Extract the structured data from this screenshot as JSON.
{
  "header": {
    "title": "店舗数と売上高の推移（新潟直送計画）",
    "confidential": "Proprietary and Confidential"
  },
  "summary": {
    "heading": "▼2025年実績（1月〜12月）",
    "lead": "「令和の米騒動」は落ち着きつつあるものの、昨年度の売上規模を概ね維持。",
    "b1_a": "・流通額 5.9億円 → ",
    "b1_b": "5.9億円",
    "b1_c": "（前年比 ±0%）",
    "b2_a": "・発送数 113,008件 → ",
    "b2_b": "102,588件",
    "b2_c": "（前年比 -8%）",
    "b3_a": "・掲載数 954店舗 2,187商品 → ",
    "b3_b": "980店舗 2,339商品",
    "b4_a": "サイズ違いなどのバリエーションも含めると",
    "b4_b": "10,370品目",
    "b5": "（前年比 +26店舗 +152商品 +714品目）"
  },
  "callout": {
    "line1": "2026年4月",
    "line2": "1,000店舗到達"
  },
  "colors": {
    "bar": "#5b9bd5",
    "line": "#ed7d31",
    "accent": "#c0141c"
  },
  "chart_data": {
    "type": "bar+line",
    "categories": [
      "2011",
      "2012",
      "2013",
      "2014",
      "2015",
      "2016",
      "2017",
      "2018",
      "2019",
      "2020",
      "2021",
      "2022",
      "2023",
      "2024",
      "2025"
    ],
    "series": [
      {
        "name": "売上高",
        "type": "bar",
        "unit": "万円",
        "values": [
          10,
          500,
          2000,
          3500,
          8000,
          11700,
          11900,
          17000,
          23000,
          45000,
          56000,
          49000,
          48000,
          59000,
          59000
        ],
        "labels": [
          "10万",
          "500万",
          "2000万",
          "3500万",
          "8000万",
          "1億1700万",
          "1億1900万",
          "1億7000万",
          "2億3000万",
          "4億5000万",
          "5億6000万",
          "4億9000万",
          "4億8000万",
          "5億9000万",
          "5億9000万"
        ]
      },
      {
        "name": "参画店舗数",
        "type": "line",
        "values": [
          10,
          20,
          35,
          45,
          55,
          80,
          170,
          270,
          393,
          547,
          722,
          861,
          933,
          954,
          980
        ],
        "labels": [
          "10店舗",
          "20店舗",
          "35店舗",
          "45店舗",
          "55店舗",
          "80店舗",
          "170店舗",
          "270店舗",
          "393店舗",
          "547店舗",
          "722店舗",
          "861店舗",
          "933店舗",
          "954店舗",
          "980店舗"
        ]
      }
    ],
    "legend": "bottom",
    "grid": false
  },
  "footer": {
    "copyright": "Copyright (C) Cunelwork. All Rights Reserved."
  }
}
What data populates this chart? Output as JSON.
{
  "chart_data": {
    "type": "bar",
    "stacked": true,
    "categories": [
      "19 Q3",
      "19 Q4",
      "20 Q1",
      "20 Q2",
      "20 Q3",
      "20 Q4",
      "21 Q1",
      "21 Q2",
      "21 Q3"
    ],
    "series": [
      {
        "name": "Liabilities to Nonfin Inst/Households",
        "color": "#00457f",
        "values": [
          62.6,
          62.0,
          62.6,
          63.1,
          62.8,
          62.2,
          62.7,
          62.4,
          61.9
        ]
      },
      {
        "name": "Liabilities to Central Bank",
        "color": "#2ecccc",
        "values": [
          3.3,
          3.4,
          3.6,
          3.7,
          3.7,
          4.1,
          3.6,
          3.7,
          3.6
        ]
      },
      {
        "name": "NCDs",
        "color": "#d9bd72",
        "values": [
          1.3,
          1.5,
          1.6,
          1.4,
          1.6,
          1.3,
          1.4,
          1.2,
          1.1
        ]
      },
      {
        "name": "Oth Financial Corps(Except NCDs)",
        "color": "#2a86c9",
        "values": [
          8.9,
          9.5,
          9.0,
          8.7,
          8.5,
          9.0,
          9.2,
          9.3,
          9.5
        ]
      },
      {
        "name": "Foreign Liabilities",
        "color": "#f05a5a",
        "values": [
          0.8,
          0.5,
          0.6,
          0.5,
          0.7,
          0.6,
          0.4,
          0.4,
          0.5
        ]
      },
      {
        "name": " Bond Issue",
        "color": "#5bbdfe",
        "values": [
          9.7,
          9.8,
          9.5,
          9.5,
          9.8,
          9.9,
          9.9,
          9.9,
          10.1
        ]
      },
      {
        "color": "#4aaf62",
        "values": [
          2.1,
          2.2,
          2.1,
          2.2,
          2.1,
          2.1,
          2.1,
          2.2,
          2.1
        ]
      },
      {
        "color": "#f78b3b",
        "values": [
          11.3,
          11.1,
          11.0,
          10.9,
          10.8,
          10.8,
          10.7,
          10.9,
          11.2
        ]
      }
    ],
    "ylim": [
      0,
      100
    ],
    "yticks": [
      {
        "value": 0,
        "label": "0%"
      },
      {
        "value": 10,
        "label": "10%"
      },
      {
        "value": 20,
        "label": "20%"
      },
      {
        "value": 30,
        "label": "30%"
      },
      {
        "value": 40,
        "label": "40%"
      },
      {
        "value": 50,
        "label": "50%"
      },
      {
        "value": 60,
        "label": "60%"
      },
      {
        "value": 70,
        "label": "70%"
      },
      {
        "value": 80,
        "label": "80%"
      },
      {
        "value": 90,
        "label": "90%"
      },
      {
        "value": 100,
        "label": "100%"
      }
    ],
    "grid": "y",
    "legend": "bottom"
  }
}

**WHAT TO WORK ON:**
Work out how many lines of the data above contain the string "JSON" and give the number alone.

**RESULT OF THIS EXERCISE:**
2